Make a verbatim copy of the entries below; pictures stay out.

--- START OF Supplied material ---

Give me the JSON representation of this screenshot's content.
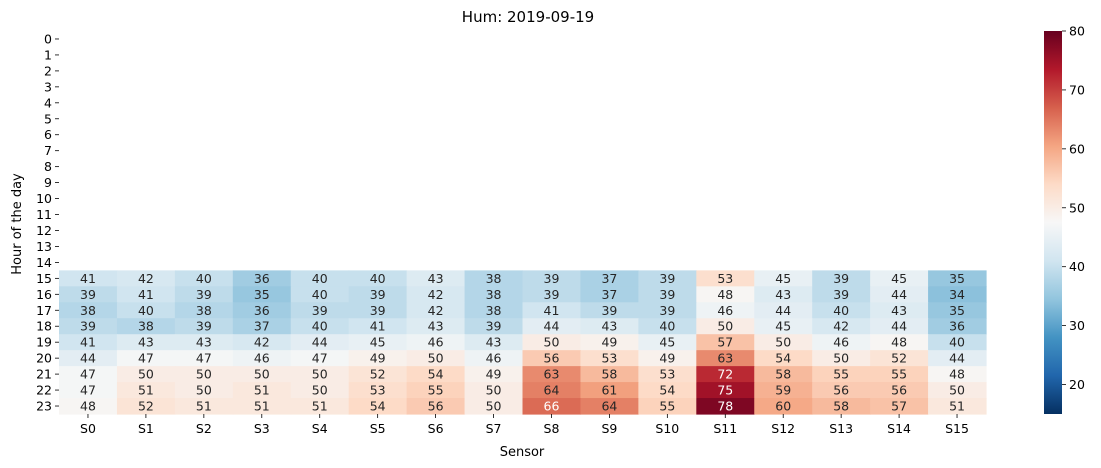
{
  "chart_data": {
    "type": "heatmap",
    "title": "Hum: 2019-09-19",
    "xlabel": "Sensor",
    "ylabel": "Hour of the day",
    "x": [
      "S0",
      "S1",
      "S2",
      "S3",
      "S4",
      "S5",
      "S6",
      "S7",
      "S8",
      "S9",
      "S10",
      "S11",
      "S12",
      "S13",
      "S14",
      "S15"
    ],
    "y": [
      "0",
      "1",
      "2",
      "3",
      "4",
      "5",
      "6",
      "7",
      "8",
      "9",
      "10",
      "11",
      "12",
      "13",
      "14",
      "15",
      "16",
      "17",
      "18",
      "19",
      "20",
      "21",
      "22",
      "23"
    ],
    "values": [
      [
        null,
        null,
        null,
        null,
        null,
        null,
        null,
        null,
        null,
        null,
        null,
        null,
        null,
        null,
        null,
        null
      ],
      [
        null,
        null,
        null,
        null,
        null,
        null,
        null,
        null,
        null,
        null,
        null,
        null,
        null,
        null,
        null,
        null
      ],
      [
        null,
        null,
        null,
        null,
        null,
        null,
        null,
        null,
        null,
        null,
        null,
        null,
        null,
        null,
        null,
        null
      ],
      [
        null,
        null,
        null,
        null,
        null,
        null,
        null,
        null,
        null,
        null,
        null,
        null,
        null,
        null,
        null,
        null
      ],
      [
        null,
        null,
        null,
        null,
        null,
        null,
        null,
        null,
        null,
        null,
        null,
        null,
        null,
        null,
        null,
        null
      ],
      [
        null,
        null,
        null,
        null,
        null,
        null,
        null,
        null,
        null,
        null,
        null,
        null,
        null,
        null,
        null,
        null
      ],
      [
        null,
        null,
        null,
        null,
        null,
        null,
        null,
        null,
        null,
        null,
        null,
        null,
        null,
        null,
        null,
        null
      ],
      [
        null,
        null,
        null,
        null,
        null,
        null,
        null,
        null,
        null,
        null,
        null,
        null,
        null,
        null,
        null,
        null
      ],
      [
        null,
        null,
        null,
        null,
        null,
        null,
        null,
        null,
        null,
        null,
        null,
        null,
        null,
        null,
        null,
        null
      ],
      [
        null,
        null,
        null,
        null,
        null,
        null,
        null,
        null,
        null,
        null,
        null,
        null,
        null,
        null,
        null,
        null
      ],
      [
        null,
        null,
        null,
        null,
        null,
        null,
        null,
        null,
        null,
        null,
        null,
        null,
        null,
        null,
        null,
        null
      ],
      [
        null,
        null,
        null,
        null,
        null,
        null,
        null,
        null,
        null,
        null,
        null,
        null,
        null,
        null,
        null,
        null
      ],
      [
        null,
        null,
        null,
        null,
        null,
        null,
        null,
        null,
        null,
        null,
        null,
        null,
        null,
        null,
        null,
        null
      ],
      [
        null,
        null,
        null,
        null,
        null,
        null,
        null,
        null,
        null,
        null,
        null,
        null,
        null,
        null,
        null,
        null
      ],
      [
        null,
        null,
        null,
        null,
        null,
        null,
        null,
        null,
        null,
        null,
        null,
        null,
        null,
        null,
        null,
        null
      ],
      [
        41,
        42,
        40,
        36,
        40,
        40,
        43,
        38,
        39,
        37,
        39,
        53,
        45,
        39,
        45,
        35
      ],
      [
        39,
        41,
        39,
        35,
        40,
        39,
        42,
        38,
        39,
        37,
        39,
        48,
        43,
        39,
        44,
        34
      ],
      [
        38,
        40,
        38,
        36,
        39,
        39,
        42,
        38,
        41,
        39,
        39,
        46,
        44,
        40,
        43,
        35
      ],
      [
        39,
        38,
        39,
        37,
        40,
        41,
        43,
        39,
        44,
        43,
        40,
        50,
        45,
        42,
        44,
        36
      ],
      [
        41,
        43,
        43,
        42,
        44,
        45,
        46,
        43,
        50,
        49,
        45,
        57,
        50,
        46,
        48,
        40
      ],
      [
        44,
        47,
        47,
        46,
        47,
        49,
        50,
        46,
        56,
        53,
        49,
        63,
        54,
        50,
        52,
        44
      ],
      [
        47,
        50,
        50,
        50,
        50,
        52,
        54,
        49,
        63,
        58,
        53,
        72,
        58,
        55,
        55,
        48
      ],
      [
        47,
        51,
        50,
        51,
        50,
        53,
        55,
        50,
        64,
        61,
        54,
        75,
        59,
        56,
        56,
        50
      ],
      [
        48,
        52,
        51,
        51,
        51,
        54,
        56,
        50,
        66,
        64,
        55,
        78,
        60,
        58,
        57,
        51
      ]
    ],
    "colorbar": {
      "min": 15,
      "max": 80,
      "ticks": [
        20,
        30,
        40,
        50,
        60,
        70,
        80
      ],
      "colormap": "RdBu_r"
    },
    "grid": false,
    "legend": "colorbar-right"
  }
}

--- END OF Supplied material ---

▶ [Output]
Give me the JSON representation of this screenshot's content.
{
  "chart_data": {
    "type": "heatmap",
    "title": "Hum: 2019-09-19",
    "xlabel": "Sensor",
    "ylabel": "Hour of the day",
    "x": [
      "S0",
      "S1",
      "S2",
      "S3",
      "S4",
      "S5",
      "S6",
      "S7",
      "S8",
      "S9",
      "S10",
      "S11",
      "S12",
      "S13",
      "S14",
      "S15"
    ],
    "y": [
      "0",
      "1",
      "2",
      "3",
      "4",
      "5",
      "6",
      "7",
      "8",
      "9",
      "10",
      "11",
      "12",
      "13",
      "14",
      "15",
      "16",
      "17",
      "18",
      "19",
      "20",
      "21",
      "22",
      "23"
    ],
    "values": [
      [
        null,
        null,
        null,
        null,
        null,
        null,
        null,
        null,
        null,
        null,
        null,
        null,
        null,
        null,
        null,
        null
      ],
      [
        null,
        null,
        null,
        null,
        null,
        null,
        null,
        null,
        null,
        null,
        null,
        null,
        null,
        null,
        null,
        null
      ],
      [
        null,
        null,
        null,
        null,
        null,
        null,
        null,
        null,
        null,
        null,
        null,
        null,
        null,
        null,
        null,
        null
      ],
      [
        null,
        null,
        null,
        null,
        null,
        null,
        null,
        null,
        null,
        null,
        null,
        null,
        null,
        null,
        null,
        null
      ],
      [
        null,
        null,
        null,
        null,
        null,
        null,
        null,
        null,
        null,
        null,
        null,
        null,
        null,
        null,
        null,
        null
      ],
      [
        null,
        null,
        null,
        null,
        null,
        null,
        null,
        null,
        null,
        null,
        null,
        null,
        null,
        null,
        null,
        null
      ],
      [
        null,
        null,
        null,
        null,
        null,
        null,
        null,
        null,
        null,
        null,
        null,
        null,
        null,
        null,
        null,
        null
      ],
      [
        null,
        null,
        null,
        null,
        null,
        null,
        null,
        null,
        null,
        null,
        null,
        null,
        null,
        null,
        null,
        null
      ],
      [
        null,
        null,
        null,
        null,
        null,
        null,
        null,
        null,
        null,
        null,
        null,
        null,
        null,
        null,
        null,
        null
      ],
      [
        null,
        null,
        null,
        null,
        null,
        null,
        null,
        null,
        null,
        null,
        null,
        null,
        null,
        null,
        null,
        null
      ],
      [
        null,
        null,
        null,
        null,
        null,
        null,
        null,
        null,
        null,
        null,
        null,
        null,
        null,
        null,
        null,
        null
      ],
      [
        null,
        null,
        null,
        null,
        null,
        null,
        null,
        null,
        null,
        null,
        null,
        null,
        null,
        null,
        null,
        null
      ],
      [
        null,
        null,
        null,
        null,
        null,
        null,
        null,
        null,
        null,
        null,
        null,
        null,
        null,
        null,
        null,
        null
      ],
      [
        null,
        null,
        null,
        null,
        null,
        null,
        null,
        null,
        null,
        null,
        null,
        null,
        null,
        null,
        null,
        null
      ],
      [
        null,
        null,
        null,
        null,
        null,
        null,
        null,
        null,
        null,
        null,
        null,
        null,
        null,
        null,
        null,
        null
      ],
      [
        41,
        42,
        40,
        36,
        40,
        40,
        43,
        38,
        39,
        37,
        39,
        53,
        45,
        39,
        45,
        35
      ],
      [
        39,
        41,
        39,
        35,
        40,
        39,
        42,
        38,
        39,
        37,
        39,
        48,
        43,
        39,
        44,
        34
      ],
      [
        38,
        40,
        38,
        36,
        39,
        39,
        42,
        38,
        41,
        39,
        39,
        46,
        44,
        40,
        43,
        35
      ],
      [
        39,
        38,
        39,
        37,
        40,
        41,
        43,
        39,
        44,
        43,
        40,
        50,
        45,
        42,
        44,
        36
      ],
      [
        41,
        43,
        43,
        42,
        44,
        45,
        46,
        43,
        50,
        49,
        45,
        57,
        50,
        46,
        48,
        40
      ],
      [
        44,
        47,
        47,
        46,
        47,
        49,
        50,
        46,
        56,
        53,
        49,
        63,
        54,
        50,
        52,
        44
      ],
      [
        47,
        50,
        50,
        50,
        50,
        52,
        54,
        49,
        63,
        58,
        53,
        72,
        58,
        55,
        55,
        48
      ],
      [
        47,
        51,
        50,
        51,
        50,
        53,
        55,
        50,
        64,
        61,
        54,
        75,
        59,
        56,
        56,
        50
      ],
      [
        48,
        52,
        51,
        51,
        51,
        54,
        56,
        50,
        66,
        64,
        55,
        78,
        60,
        58,
        57,
        51
      ]
    ],
    "colorbar": {
      "min": 15,
      "max": 80,
      "ticks": [
        20,
        30,
        40,
        50,
        60,
        70,
        80
      ],
      "colormap": "RdBu_r"
    },
    "grid": false,
    "legend": "colorbar-right"
  }
}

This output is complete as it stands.